= WORK TO DO =
Find how many lines of the listing include the string "DELTA", and report only that figure.

## Start PROVIDED ENTRIES

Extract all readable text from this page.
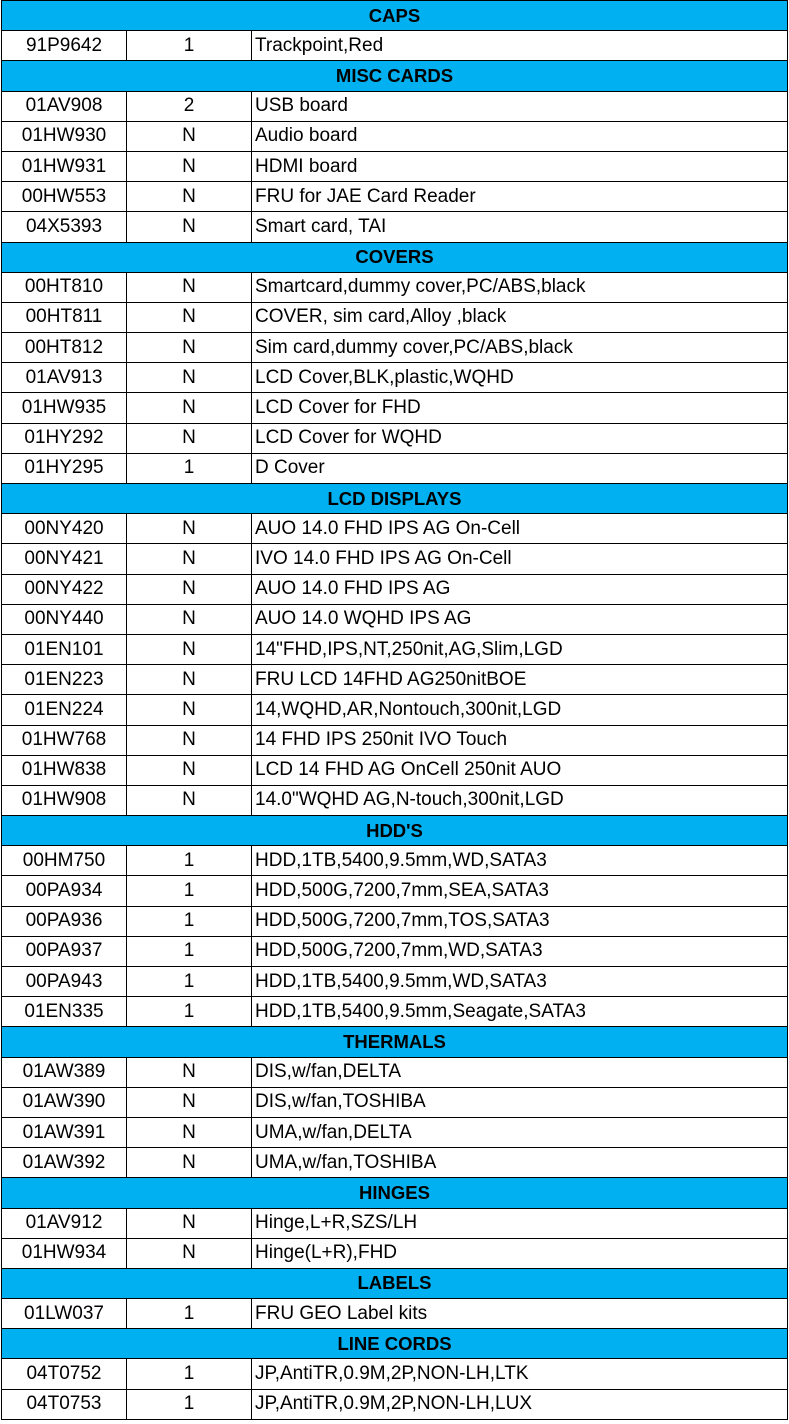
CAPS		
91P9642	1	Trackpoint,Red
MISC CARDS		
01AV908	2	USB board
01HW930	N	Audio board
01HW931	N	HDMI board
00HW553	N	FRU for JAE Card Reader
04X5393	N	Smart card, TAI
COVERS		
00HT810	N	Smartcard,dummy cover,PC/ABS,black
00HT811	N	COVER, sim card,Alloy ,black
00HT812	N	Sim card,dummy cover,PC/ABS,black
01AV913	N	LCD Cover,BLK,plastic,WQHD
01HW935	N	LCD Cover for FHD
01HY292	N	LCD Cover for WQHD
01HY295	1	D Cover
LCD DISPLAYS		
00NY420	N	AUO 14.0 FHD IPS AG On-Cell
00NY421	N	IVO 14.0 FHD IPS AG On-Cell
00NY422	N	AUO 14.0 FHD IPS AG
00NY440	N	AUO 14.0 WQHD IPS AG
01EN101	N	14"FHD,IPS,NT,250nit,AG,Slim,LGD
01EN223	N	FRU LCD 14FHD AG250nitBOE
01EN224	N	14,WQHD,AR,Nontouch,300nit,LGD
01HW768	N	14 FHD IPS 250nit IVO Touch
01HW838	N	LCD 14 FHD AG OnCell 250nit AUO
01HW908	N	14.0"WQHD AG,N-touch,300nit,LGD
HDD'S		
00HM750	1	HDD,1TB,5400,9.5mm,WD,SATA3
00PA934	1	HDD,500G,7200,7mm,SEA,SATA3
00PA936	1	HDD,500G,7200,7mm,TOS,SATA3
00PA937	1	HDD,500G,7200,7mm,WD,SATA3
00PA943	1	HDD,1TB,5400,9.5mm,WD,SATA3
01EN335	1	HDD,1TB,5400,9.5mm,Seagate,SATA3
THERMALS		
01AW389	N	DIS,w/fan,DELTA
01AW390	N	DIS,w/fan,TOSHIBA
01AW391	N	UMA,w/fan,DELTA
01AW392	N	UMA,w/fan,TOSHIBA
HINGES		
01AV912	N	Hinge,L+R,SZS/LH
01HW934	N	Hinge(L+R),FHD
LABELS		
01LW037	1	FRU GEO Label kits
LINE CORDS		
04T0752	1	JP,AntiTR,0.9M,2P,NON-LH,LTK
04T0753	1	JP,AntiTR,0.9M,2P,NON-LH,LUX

## End PROVIDED ENTRIES
## Start PROVIDED ENTRIES

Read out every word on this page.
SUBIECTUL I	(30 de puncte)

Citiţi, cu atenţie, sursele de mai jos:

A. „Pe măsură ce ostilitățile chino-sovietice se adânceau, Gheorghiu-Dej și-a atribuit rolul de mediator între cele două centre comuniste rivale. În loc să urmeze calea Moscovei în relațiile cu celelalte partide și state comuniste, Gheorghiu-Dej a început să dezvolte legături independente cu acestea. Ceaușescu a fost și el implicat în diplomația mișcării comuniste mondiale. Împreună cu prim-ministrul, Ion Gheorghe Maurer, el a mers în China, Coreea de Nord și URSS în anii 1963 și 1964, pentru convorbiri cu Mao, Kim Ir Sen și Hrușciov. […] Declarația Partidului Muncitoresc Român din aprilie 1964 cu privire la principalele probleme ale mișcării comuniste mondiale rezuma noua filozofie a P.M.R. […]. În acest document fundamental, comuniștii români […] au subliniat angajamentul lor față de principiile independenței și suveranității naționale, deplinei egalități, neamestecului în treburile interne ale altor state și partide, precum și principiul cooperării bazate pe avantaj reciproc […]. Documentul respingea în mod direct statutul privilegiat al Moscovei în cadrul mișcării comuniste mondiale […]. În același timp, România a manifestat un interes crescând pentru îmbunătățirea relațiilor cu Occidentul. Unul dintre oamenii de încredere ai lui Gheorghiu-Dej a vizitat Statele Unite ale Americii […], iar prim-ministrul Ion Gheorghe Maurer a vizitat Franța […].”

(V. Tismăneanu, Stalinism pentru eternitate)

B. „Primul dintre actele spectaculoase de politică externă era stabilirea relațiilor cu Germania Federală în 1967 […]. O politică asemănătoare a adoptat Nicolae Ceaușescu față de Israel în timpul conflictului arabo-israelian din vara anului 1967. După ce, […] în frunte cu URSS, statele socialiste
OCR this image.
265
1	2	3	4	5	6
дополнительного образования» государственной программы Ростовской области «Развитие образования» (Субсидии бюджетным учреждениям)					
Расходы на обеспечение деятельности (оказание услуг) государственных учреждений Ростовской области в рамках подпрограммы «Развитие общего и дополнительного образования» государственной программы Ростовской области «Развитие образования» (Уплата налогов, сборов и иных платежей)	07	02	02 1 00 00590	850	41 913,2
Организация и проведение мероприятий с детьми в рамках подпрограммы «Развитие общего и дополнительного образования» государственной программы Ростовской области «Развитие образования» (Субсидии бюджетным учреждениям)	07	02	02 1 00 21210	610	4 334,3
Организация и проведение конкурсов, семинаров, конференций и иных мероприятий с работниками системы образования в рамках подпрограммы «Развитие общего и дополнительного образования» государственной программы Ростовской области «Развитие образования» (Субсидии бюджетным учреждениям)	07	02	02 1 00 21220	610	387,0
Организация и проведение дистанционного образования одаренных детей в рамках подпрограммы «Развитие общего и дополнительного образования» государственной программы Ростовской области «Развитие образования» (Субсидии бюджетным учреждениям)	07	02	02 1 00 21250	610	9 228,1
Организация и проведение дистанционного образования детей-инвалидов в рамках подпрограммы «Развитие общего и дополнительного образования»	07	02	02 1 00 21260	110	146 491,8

## End PROVIDED ENTRIES

= RESULT BELOW =
2